--- start Entries supplied ---

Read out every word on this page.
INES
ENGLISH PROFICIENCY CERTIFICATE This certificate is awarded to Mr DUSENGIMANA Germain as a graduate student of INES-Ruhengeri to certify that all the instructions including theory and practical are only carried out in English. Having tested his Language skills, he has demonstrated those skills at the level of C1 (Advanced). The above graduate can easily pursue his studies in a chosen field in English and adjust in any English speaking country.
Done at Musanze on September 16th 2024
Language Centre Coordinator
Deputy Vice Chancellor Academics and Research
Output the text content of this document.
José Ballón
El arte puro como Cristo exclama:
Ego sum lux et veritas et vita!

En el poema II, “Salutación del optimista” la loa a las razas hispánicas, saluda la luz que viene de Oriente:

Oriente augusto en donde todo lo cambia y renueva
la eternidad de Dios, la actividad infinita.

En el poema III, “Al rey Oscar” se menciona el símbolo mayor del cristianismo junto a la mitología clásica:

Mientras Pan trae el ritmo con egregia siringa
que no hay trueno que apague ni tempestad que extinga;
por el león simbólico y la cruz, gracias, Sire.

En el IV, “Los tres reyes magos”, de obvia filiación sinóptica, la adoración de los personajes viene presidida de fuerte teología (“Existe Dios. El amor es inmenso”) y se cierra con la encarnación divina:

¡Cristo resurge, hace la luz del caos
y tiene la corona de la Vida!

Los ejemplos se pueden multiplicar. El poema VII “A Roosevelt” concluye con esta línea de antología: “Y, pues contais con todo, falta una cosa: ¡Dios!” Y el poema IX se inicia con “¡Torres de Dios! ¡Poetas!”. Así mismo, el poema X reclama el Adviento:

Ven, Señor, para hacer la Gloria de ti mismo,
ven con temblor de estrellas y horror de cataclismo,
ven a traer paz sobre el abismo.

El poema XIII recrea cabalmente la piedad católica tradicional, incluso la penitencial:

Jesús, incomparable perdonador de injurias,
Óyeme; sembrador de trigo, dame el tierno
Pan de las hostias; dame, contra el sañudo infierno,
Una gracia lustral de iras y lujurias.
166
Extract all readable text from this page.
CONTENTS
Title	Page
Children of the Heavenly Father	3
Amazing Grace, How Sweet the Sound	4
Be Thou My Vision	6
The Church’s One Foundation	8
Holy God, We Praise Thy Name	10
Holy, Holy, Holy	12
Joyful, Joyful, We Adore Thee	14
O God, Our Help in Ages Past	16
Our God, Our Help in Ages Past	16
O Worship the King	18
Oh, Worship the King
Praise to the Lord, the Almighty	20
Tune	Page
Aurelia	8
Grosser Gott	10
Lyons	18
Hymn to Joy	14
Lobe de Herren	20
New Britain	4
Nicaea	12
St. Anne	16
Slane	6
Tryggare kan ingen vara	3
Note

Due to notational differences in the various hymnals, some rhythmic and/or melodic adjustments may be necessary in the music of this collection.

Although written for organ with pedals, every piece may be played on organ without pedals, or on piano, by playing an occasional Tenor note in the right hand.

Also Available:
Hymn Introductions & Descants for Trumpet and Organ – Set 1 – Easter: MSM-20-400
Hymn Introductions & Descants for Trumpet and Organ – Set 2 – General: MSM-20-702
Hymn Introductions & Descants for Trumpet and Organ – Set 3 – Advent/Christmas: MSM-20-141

--- end Entries supplied ---

§ Short problem
Retype the entries exactly, including every line.

§ Correct result
Read out every word on this page.
INES
ENGLISH PROFICIENCY CERTIFICATE This certificate is awarded to Mr DUSENGIMANA Germain as a graduate student of INES-Ruhengeri to certify that all the instructions including theory and practical are only carried out in English. Having tested his Language skills, he has demonstrated those skills at the level of C1 (Advanced). The above graduate can easily pursue his studies in a chosen field in English and adjust in any English speaking country.
Done at Musanze on September 16th 2024
Language Centre Coordinator
Deputy Vice Chancellor Academics and Research
Output the text content of this document.
José Ballón
El arte puro como Cristo exclama:
Ego sum lux et veritas et vita!

En el poema II, “Salutación del optimista” la loa a las razas hispánicas, saluda la luz que viene de Oriente:

Oriente augusto en donde todo lo cambia y renueva
la eternidad de Dios, la actividad infinita.

En el poema III, “Al rey Oscar” se menciona el símbolo mayor del cristianismo junto a la mitología clásica:

Mientras Pan trae el ritmo con egregia siringa
que no hay trueno que apague ni tempestad que extinga;
por el león simbólico y la cruz, gracias, Sire.

En el IV, “Los tres reyes magos”, de obvia filiación sinóptica, la adoración de los personajes viene presidida de fuerte teología (“Existe Dios. El amor es inmenso”) y se cierra con la encarnación divina:

¡Cristo resurge, hace la luz del caos
y tiene la corona de la Vida!

Los ejemplos se pueden multiplicar. El poema VII “A Roosevelt” concluye con esta línea de antología: “Y, pues contais con todo, falta una cosa: ¡Dios!” Y el poema IX se inicia con “¡Torres de Dios! ¡Poetas!”. Así mismo, el poema X reclama el Adviento:

Ven, Señor, para hacer la Gloria de ti mismo,
ven con temblor de estrellas y horror de cataclismo,
ven a traer paz sobre el abismo.

El poema XIII recrea cabalmente la piedad católica tradicional, incluso la penitencial:

Jesús, incomparable perdonador de injurias,
Óyeme; sembrador de trigo, dame el tierno
Pan de las hostias; dame, contra el sañudo infierno,
Una gracia lustral de iras y lujurias.
166
Extract all readable text from this page.
CONTENTS
Title	Page
Children of the Heavenly Father	3
Amazing Grace, How Sweet the Sound	4
Be Thou My Vision	6
The Church’s One Foundation	8
Holy God, We Praise Thy Name	10
Holy, Holy, Holy	12
Joyful, Joyful, We Adore Thee	14
O God, Our Help in Ages Past	16
Our God, Our Help in Ages Past	16
O Worship the King	18
Oh, Worship the King
Praise to the Lord, the Almighty	20
Tune	Page
Aurelia	8
Grosser Gott	10
Lyons	18
Hymn to Joy	14
Lobe de Herren	20
New Britain	4
Nicaea	12
St. Anne	16
Slane	6
Tryggare kan ingen vara	3
Note

Due to notational differences in the various hymnals, some rhythmic and/or melodic adjustments may be necessary in the music of this collection.

Although written for organ with pedals, every piece may be played on organ without pedals, or on piano, by playing an occasional Tenor note in the right hand.

Also Available:
Hymn Introductions & Descants for Trumpet and Organ – Set 1 – Easter: MSM-20-400
Hymn Introductions & Descants for Trumpet and Organ – Set 2 – General: MSM-20-702
Hymn Introductions & Descants for Trumpet and Organ – Set 3 – Advent/Christmas: MSM-20-141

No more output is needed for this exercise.